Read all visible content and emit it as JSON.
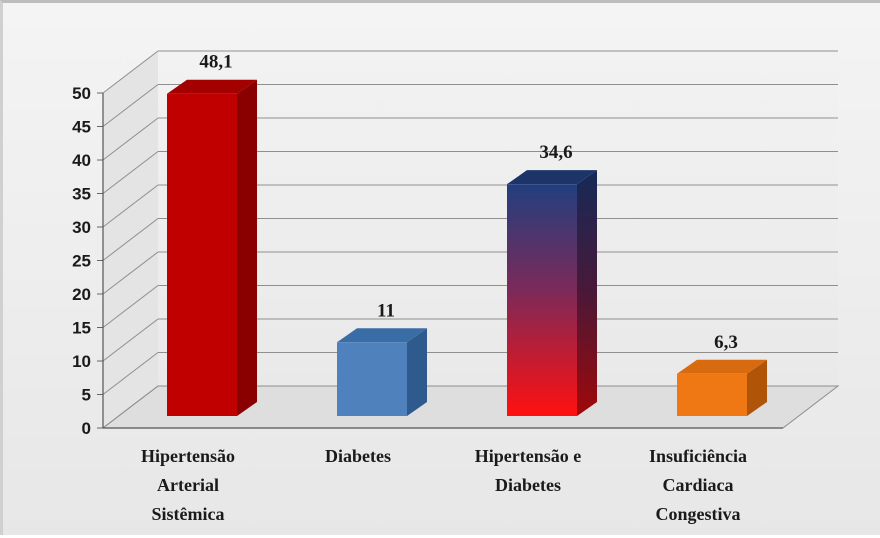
{
  "chart_data": {
    "type": "bar",
    "categories": [
      [
        "Hipertensão",
        "Arterial",
        "Sistêmica"
      ],
      [
        "Diabetes"
      ],
      [
        "Hipertensão e",
        "Diabetes"
      ],
      [
        "Insuficiência",
        "Cardiaca",
        "Congestiva"
      ]
    ],
    "values": [
      48.1,
      11,
      34.6,
      6.3
    ],
    "value_labels": [
      "48,1",
      "11",
      "34,6",
      "6,3"
    ],
    "yticks": [
      0,
      5,
      10,
      15,
      20,
      25,
      30,
      35,
      40,
      45,
      50
    ],
    "ylim": [
      0,
      50
    ],
    "grid": true,
    "style": "3d-column",
    "colors": {
      "bar1": "#c00000",
      "bar2": "#4f81bd",
      "bar3_top": "#1f3e7a",
      "bar3_bottom": "#ff0000",
      "bar4": "#f07814"
    }
  }
}
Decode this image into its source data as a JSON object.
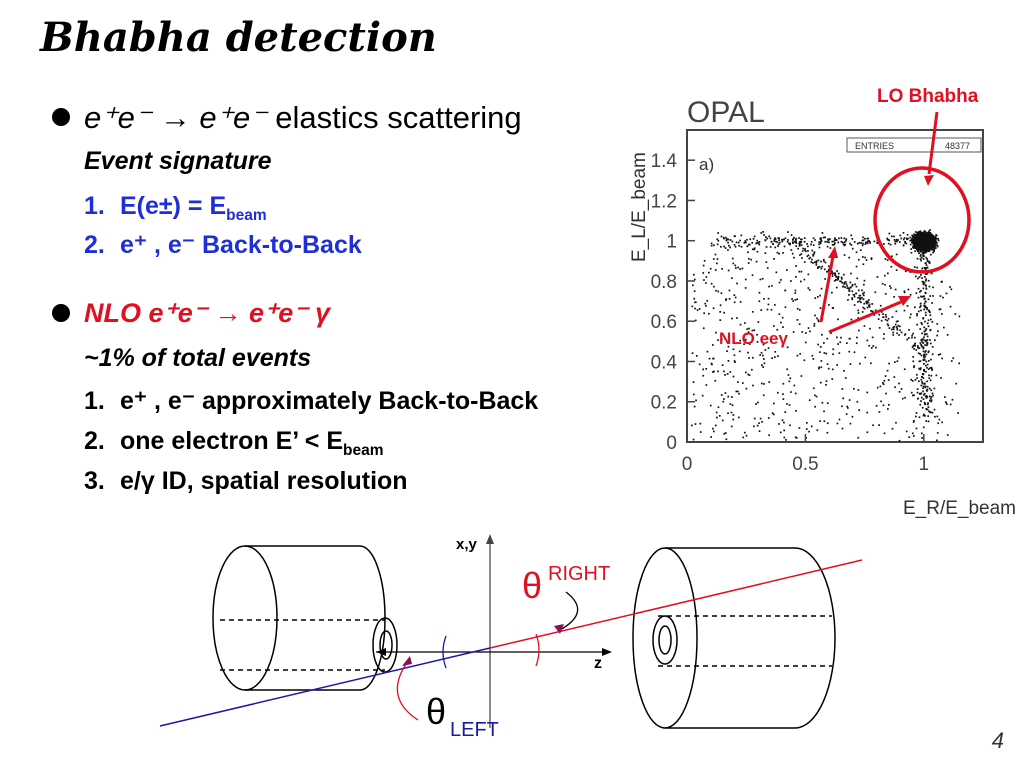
{
  "slide": {
    "title": "Bhabha detection",
    "page_number": "4"
  },
  "section1": {
    "reaction_text": "e⁺e⁻ → e⁺e⁻",
    "reaction_rest": "elastics scattering",
    "subheading": "Event signature",
    "items": [
      {
        "num": "1.",
        "text": "E(e±)  =  E",
        "sub": "beam"
      },
      {
        "num": "2.",
        "text": "e⁺ , e⁻  Back-to-Back"
      }
    ]
  },
  "section2": {
    "reaction_text": "NLO  e⁺e⁻ → e⁺e⁻ γ",
    "subheading": "~1% of total events",
    "items": [
      {
        "num": "1.",
        "text": "e⁺ , e⁻  approximately Back-to-Back"
      },
      {
        "num": "2.",
        "text": "one electron E’ < E",
        "sub": "beam"
      },
      {
        "num": "3.",
        "text": "e/γ  ID, spatial resolution"
      }
    ]
  },
  "scatter_plot": {
    "experiment_label": "OPAL",
    "panel_label": "a)",
    "entries_label": "ENTRIES",
    "entries_value": "48377",
    "annotation_lo": "LO Bhabha",
    "annotation_nlo": "NLO eeγ",
    "ylabel": "E_L/E_beam",
    "xlabel": "E_R/E_beam",
    "xticks": [
      "0",
      "0.5",
      "1"
    ],
    "yticks": [
      "0",
      "0.2",
      "0.4",
      "0.6",
      "0.8",
      "1",
      "1.2",
      "1.4"
    ],
    "colors": {
      "annotation": "#e01020"
    }
  },
  "detector_diagram": {
    "axis_xy_label": "x,y",
    "axis_z_label": "z",
    "theta_right_symbol": "θ",
    "theta_right_label": "RIGHT",
    "theta_left_symbol": "θ",
    "theta_left_label": "LEFT",
    "colors": {
      "right_track": "#e01020",
      "left_track": "#1a1aa8",
      "theta_right": "#e01020",
      "theta_left": "#000000"
    }
  }
}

→ TASK BRIEF: Every record above should be transcribed exactly; the pictures stay out of the copy.

→ IN RESPONSE:
Read all visible content and emit it as JSON.
{
  "chart_data": {
    "type": "bar",
    "categories": [
      [
        "Hipertensão",
        "Arterial",
        "Sistêmica"
      ],
      [
        "Diabetes"
      ],
      [
        "Hipertensão e",
        "Diabetes"
      ],
      [
        "Insuficiência",
        "Cardiaca",
        "Congestiva"
      ]
    ],
    "values": [
      48.1,
      11,
      34.6,
      6.3
    ],
    "value_labels": [
      "48,1",
      "11",
      "34,6",
      "6,3"
    ],
    "yticks": [
      0,
      5,
      10,
      15,
      20,
      25,
      30,
      35,
      40,
      45,
      50
    ],
    "ylim": [
      0,
      50
    ],
    "grid": true,
    "style": "3d-column",
    "colors": {
      "bar1": "#c00000",
      "bar2": "#4f81bd",
      "bar3_top": "#1f3e7a",
      "bar3_bottom": "#ff0000",
      "bar4": "#f07814"
    }
  }
}
Decode this image into its source data as a JSON object.
{
  "slide": {
    "title": "Bhabha detection",
    "page_number": "4"
  },
  "section1": {
    "reaction_text": "e⁺e⁻ → e⁺e⁻",
    "reaction_rest": "elastics scattering",
    "subheading": "Event signature",
    "items": [
      {
        "num": "1.",
        "text": "E(e±)  =  E",
        "sub": "beam"
      },
      {
        "num": "2.",
        "text": "e⁺ , e⁻  Back-to-Back"
      }
    ]
  },
  "section2": {
    "reaction_text": "NLO  e⁺e⁻ → e⁺e⁻ γ",
    "subheading": "~1% of total events",
    "items": [
      {
        "num": "1.",
        "text": "e⁺ , e⁻  approximately Back-to-Back"
      },
      {
        "num": "2.",
        "text": "one electron E’ < E",
        "sub": "beam"
      },
      {
        "num": "3.",
        "text": "e/γ  ID, spatial resolution"
      }
    ]
  },
  "scatter_plot": {
    "experiment_label": "OPAL",
    "panel_label": "a)",
    "entries_label": "ENTRIES",
    "entries_value": "48377",
    "annotation_lo": "LO Bhabha",
    "annotation_nlo": "NLO eeγ",
    "ylabel": "E_L/E_beam",
    "xlabel": "E_R/E_beam",
    "xticks": [
      "0",
      "0.5",
      "1"
    ],
    "yticks": [
      "0",
      "0.2",
      "0.4",
      "0.6",
      "0.8",
      "1",
      "1.2",
      "1.4"
    ],
    "colors": {
      "annotation": "#e01020"
    }
  },
  "detector_diagram": {
    "axis_xy_label": "x,y",
    "axis_z_label": "z",
    "theta_right_symbol": "θ",
    "theta_right_label": "RIGHT",
    "theta_left_symbol": "θ",
    "theta_left_label": "LEFT",
    "colors": {
      "right_track": "#e01020",
      "left_track": "#1a1aa8",
      "theta_right": "#e01020",
      "theta_left": "#000000"
    }
  }
}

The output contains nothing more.